Written exercise: Set down every entry again word for word, please, but skip the pictures.

[Chart and figure data]
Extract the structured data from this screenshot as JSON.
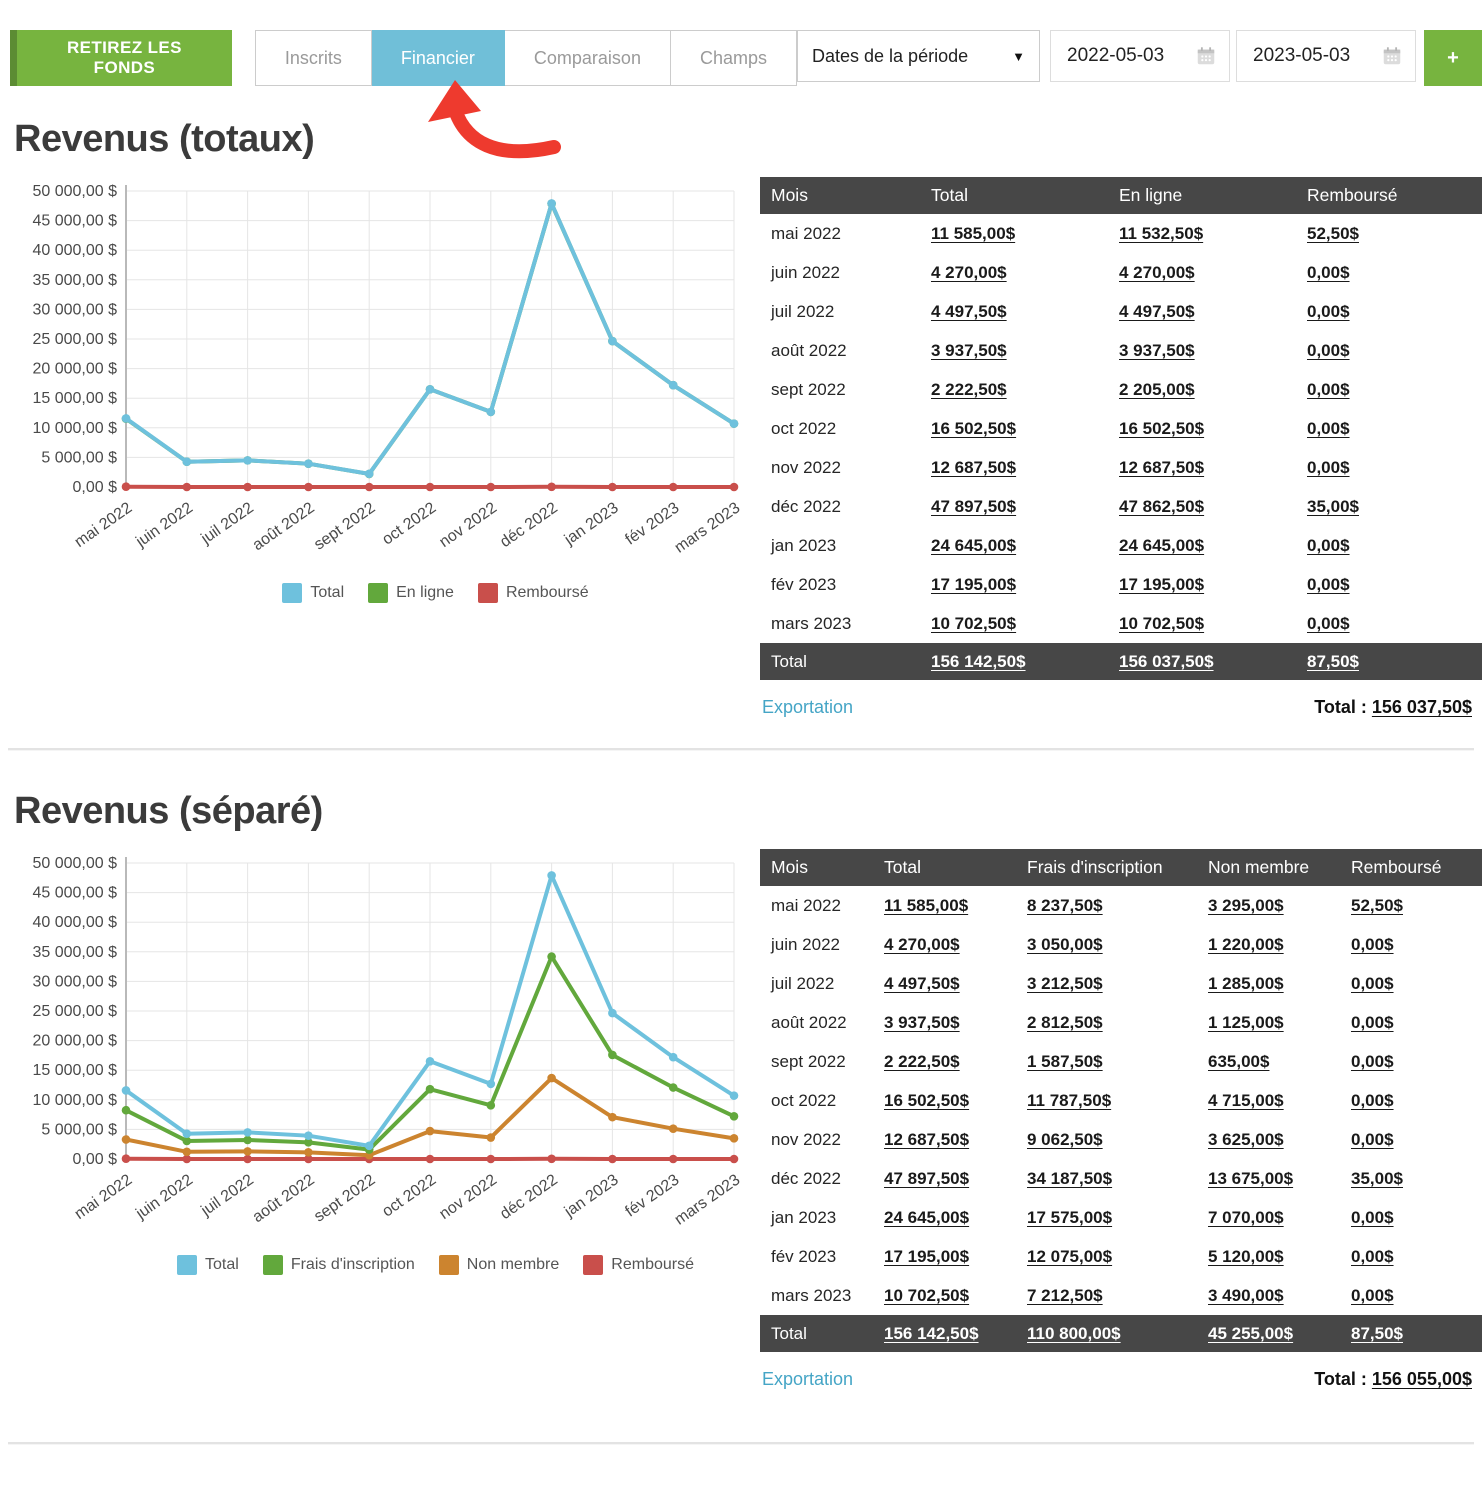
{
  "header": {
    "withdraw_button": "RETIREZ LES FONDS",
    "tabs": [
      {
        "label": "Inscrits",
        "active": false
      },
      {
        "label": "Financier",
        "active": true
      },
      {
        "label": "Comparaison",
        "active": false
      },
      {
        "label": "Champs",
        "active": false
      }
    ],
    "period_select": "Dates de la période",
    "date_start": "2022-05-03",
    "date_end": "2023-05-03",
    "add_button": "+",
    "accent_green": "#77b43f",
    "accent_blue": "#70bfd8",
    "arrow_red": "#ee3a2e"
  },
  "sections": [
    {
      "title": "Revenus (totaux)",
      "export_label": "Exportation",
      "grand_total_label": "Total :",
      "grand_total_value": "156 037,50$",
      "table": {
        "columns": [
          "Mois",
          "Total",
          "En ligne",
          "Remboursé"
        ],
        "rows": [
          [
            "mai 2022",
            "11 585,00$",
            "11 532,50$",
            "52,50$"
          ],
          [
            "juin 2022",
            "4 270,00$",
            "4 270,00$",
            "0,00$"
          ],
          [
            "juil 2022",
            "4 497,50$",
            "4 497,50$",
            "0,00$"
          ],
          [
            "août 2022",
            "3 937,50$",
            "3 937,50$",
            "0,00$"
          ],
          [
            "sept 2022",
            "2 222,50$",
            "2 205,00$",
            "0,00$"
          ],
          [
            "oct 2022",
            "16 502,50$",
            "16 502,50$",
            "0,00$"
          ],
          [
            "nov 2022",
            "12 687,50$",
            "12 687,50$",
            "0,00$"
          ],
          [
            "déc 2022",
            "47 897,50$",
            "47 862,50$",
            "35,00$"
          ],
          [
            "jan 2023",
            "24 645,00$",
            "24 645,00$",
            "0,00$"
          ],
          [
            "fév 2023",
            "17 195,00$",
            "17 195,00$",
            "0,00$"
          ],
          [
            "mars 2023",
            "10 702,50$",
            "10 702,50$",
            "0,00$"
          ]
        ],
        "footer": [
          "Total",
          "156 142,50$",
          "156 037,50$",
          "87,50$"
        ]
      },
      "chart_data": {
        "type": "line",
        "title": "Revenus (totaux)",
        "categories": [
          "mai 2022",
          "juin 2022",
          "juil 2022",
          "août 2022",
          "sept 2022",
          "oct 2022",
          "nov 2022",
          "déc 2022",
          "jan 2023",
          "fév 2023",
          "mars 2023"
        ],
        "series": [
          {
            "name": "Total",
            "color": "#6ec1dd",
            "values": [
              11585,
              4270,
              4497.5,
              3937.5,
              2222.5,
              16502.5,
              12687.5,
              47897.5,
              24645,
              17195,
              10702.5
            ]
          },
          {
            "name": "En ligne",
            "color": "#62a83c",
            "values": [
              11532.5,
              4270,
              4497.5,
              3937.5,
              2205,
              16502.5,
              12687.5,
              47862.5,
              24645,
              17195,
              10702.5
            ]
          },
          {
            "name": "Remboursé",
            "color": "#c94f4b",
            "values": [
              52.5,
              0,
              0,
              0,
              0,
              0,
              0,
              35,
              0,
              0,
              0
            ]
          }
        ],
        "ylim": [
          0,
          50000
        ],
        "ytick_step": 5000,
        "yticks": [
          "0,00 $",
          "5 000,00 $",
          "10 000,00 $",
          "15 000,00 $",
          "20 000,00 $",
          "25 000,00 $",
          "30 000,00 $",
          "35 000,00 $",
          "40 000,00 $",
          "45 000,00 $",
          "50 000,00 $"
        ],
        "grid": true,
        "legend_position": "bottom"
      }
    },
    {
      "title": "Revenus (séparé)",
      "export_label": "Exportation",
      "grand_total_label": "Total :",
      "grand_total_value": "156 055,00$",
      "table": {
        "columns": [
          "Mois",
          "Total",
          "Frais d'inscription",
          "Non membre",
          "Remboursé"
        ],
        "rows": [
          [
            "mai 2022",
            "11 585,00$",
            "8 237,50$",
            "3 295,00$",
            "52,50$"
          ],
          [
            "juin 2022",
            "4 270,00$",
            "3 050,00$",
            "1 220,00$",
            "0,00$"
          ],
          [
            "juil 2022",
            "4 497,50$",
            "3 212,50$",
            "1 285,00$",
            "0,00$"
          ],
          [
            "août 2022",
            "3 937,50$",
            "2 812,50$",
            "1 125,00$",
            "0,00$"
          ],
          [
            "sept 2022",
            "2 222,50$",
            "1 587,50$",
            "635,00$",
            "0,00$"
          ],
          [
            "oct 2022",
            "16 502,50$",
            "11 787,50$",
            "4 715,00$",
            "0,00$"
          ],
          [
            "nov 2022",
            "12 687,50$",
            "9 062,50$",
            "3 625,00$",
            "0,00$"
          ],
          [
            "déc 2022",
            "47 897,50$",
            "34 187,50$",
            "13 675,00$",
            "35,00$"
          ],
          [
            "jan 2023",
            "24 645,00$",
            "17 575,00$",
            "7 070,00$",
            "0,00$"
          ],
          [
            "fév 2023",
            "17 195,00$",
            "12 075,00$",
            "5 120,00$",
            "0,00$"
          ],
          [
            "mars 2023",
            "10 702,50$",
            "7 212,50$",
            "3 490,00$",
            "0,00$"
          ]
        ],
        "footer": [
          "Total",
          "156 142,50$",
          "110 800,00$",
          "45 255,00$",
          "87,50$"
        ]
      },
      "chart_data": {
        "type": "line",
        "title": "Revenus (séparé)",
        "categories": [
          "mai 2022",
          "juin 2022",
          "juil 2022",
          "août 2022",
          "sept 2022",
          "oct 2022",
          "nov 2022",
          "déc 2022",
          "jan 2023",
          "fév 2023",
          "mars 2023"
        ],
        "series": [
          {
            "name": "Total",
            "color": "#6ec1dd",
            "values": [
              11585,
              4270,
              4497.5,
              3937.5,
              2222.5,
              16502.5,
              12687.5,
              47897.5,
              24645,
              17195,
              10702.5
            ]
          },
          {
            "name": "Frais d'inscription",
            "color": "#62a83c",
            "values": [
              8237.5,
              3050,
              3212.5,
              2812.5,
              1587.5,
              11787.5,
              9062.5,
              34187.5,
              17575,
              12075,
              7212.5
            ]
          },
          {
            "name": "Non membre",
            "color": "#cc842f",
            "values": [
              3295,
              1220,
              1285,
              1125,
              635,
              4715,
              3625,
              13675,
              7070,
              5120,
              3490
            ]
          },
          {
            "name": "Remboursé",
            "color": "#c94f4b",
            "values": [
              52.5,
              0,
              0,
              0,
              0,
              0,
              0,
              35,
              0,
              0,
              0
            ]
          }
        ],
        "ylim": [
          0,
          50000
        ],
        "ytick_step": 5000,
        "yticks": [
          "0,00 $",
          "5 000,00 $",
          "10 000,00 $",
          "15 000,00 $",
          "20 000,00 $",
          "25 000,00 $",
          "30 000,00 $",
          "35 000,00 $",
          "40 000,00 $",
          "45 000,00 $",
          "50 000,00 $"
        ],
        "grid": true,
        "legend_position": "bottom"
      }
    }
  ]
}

Worked solution:
Extract the structured data from this screenshot as JSON.
{
  "header": {
    "withdraw_button": "RETIREZ LES FONDS",
    "tabs": [
      {
        "label": "Inscrits",
        "active": false
      },
      {
        "label": "Financier",
        "active": true
      },
      {
        "label": "Comparaison",
        "active": false
      },
      {
        "label": "Champs",
        "active": false
      }
    ],
    "period_select": "Dates de la période",
    "date_start": "2022-05-03",
    "date_end": "2023-05-03",
    "add_button": "+",
    "accent_green": "#77b43f",
    "accent_blue": "#70bfd8",
    "arrow_red": "#ee3a2e"
  },
  "sections": [
    {
      "title": "Revenus (totaux)",
      "export_label": "Exportation",
      "grand_total_label": "Total :",
      "grand_total_value": "156 037,50$",
      "table": {
        "columns": [
          "Mois",
          "Total",
          "En ligne",
          "Remboursé"
        ],
        "rows": [
          [
            "mai 2022",
            "11 585,00$",
            "11 532,50$",
            "52,50$"
          ],
          [
            "juin 2022",
            "4 270,00$",
            "4 270,00$",
            "0,00$"
          ],
          [
            "juil 2022",
            "4 497,50$",
            "4 497,50$",
            "0,00$"
          ],
          [
            "août 2022",
            "3 937,50$",
            "3 937,50$",
            "0,00$"
          ],
          [
            "sept 2022",
            "2 222,50$",
            "2 205,00$",
            "0,00$"
          ],
          [
            "oct 2022",
            "16 502,50$",
            "16 502,50$",
            "0,00$"
          ],
          [
            "nov 2022",
            "12 687,50$",
            "12 687,50$",
            "0,00$"
          ],
          [
            "déc 2022",
            "47 897,50$",
            "47 862,50$",
            "35,00$"
          ],
          [
            "jan 2023",
            "24 645,00$",
            "24 645,00$",
            "0,00$"
          ],
          [
            "fév 2023",
            "17 195,00$",
            "17 195,00$",
            "0,00$"
          ],
          [
            "mars 2023",
            "10 702,50$",
            "10 702,50$",
            "0,00$"
          ]
        ],
        "footer": [
          "Total",
          "156 142,50$",
          "156 037,50$",
          "87,50$"
        ]
      },
      "chart_data": {
        "type": "line",
        "title": "Revenus (totaux)",
        "categories": [
          "mai 2022",
          "juin 2022",
          "juil 2022",
          "août 2022",
          "sept 2022",
          "oct 2022",
          "nov 2022",
          "déc 2022",
          "jan 2023",
          "fév 2023",
          "mars 2023"
        ],
        "series": [
          {
            "name": "Total",
            "color": "#6ec1dd",
            "values": [
              11585,
              4270,
              4497.5,
              3937.5,
              2222.5,
              16502.5,
              12687.5,
              47897.5,
              24645,
              17195,
              10702.5
            ]
          },
          {
            "name": "En ligne",
            "color": "#62a83c",
            "values": [
              11532.5,
              4270,
              4497.5,
              3937.5,
              2205,
              16502.5,
              12687.5,
              47862.5,
              24645,
              17195,
              10702.5
            ]
          },
          {
            "name": "Remboursé",
            "color": "#c94f4b",
            "values": [
              52.5,
              0,
              0,
              0,
              0,
              0,
              0,
              35,
              0,
              0,
              0
            ]
          }
        ],
        "ylim": [
          0,
          50000
        ],
        "ytick_step": 5000,
        "yticks": [
          "0,00 $",
          "5 000,00 $",
          "10 000,00 $",
          "15 000,00 $",
          "20 000,00 $",
          "25 000,00 $",
          "30 000,00 $",
          "35 000,00 $",
          "40 000,00 $",
          "45 000,00 $",
          "50 000,00 $"
        ],
        "grid": true,
        "legend_position": "bottom"
      }
    },
    {
      "title": "Revenus (séparé)",
      "export_label": "Exportation",
      "grand_total_label": "Total :",
      "grand_total_value": "156 055,00$",
      "table": {
        "columns": [
          "Mois",
          "Total",
          "Frais d'inscription",
          "Non membre",
          "Remboursé"
        ],
        "rows": [
          [
            "mai 2022",
            "11 585,00$",
            "8 237,50$",
            "3 295,00$",
            "52,50$"
          ],
          [
            "juin 2022",
            "4 270,00$",
            "3 050,00$",
            "1 220,00$",
            "0,00$"
          ],
          [
            "juil 2022",
            "4 497,50$",
            "3 212,50$",
            "1 285,00$",
            "0,00$"
          ],
          [
            "août 2022",
            "3 937,50$",
            "2 812,50$",
            "1 125,00$",
            "0,00$"
          ],
          [
            "sept 2022",
            "2 222,50$",
            "1 587,50$",
            "635,00$",
            "0,00$"
          ],
          [
            "oct 2022",
            "16 502,50$",
            "11 787,50$",
            "4 715,00$",
            "0,00$"
          ],
          [
            "nov 2022",
            "12 687,50$",
            "9 062,50$",
            "3 625,00$",
            "0,00$"
          ],
          [
            "déc 2022",
            "47 897,50$",
            "34 187,50$",
            "13 675,00$",
            "35,00$"
          ],
          [
            "jan 2023",
            "24 645,00$",
            "17 575,00$",
            "7 070,00$",
            "0,00$"
          ],
          [
            "fév 2023",
            "17 195,00$",
            "12 075,00$",
            "5 120,00$",
            "0,00$"
          ],
          [
            "mars 2023",
            "10 702,50$",
            "7 212,50$",
            "3 490,00$",
            "0,00$"
          ]
        ],
        "footer": [
          "Total",
          "156 142,50$",
          "110 800,00$",
          "45 255,00$",
          "87,50$"
        ]
      },
      "chart_data": {
        "type": "line",
        "title": "Revenus (séparé)",
        "categories": [
          "mai 2022",
          "juin 2022",
          "juil 2022",
          "août 2022",
          "sept 2022",
          "oct 2022",
          "nov 2022",
          "déc 2022",
          "jan 2023",
          "fév 2023",
          "mars 2023"
        ],
        "series": [
          {
            "name": "Total",
            "color": "#6ec1dd",
            "values": [
              11585,
              4270,
              4497.5,
              3937.5,
              2222.5,
              16502.5,
              12687.5,
              47897.5,
              24645,
              17195,
              10702.5
            ]
          },
          {
            "name": "Frais d'inscription",
            "color": "#62a83c",
            "values": [
              8237.5,
              3050,
              3212.5,
              2812.5,
              1587.5,
              11787.5,
              9062.5,
              34187.5,
              17575,
              12075,
              7212.5
            ]
          },
          {
            "name": "Non membre",
            "color": "#cc842f",
            "values": [
              3295,
              1220,
              1285,
              1125,
              635,
              4715,
              3625,
              13675,
              7070,
              5120,
              3490
            ]
          },
          {
            "name": "Remboursé",
            "color": "#c94f4b",
            "values": [
              52.5,
              0,
              0,
              0,
              0,
              0,
              0,
              35,
              0,
              0,
              0
            ]
          }
        ],
        "ylim": [
          0,
          50000
        ],
        "ytick_step": 5000,
        "yticks": [
          "0,00 $",
          "5 000,00 $",
          "10 000,00 $",
          "15 000,00 $",
          "20 000,00 $",
          "25 000,00 $",
          "30 000,00 $",
          "35 000,00 $",
          "40 000,00 $",
          "45 000,00 $",
          "50 000,00 $"
        ],
        "grid": true,
        "legend_position": "bottom"
      }
    }
  ]
}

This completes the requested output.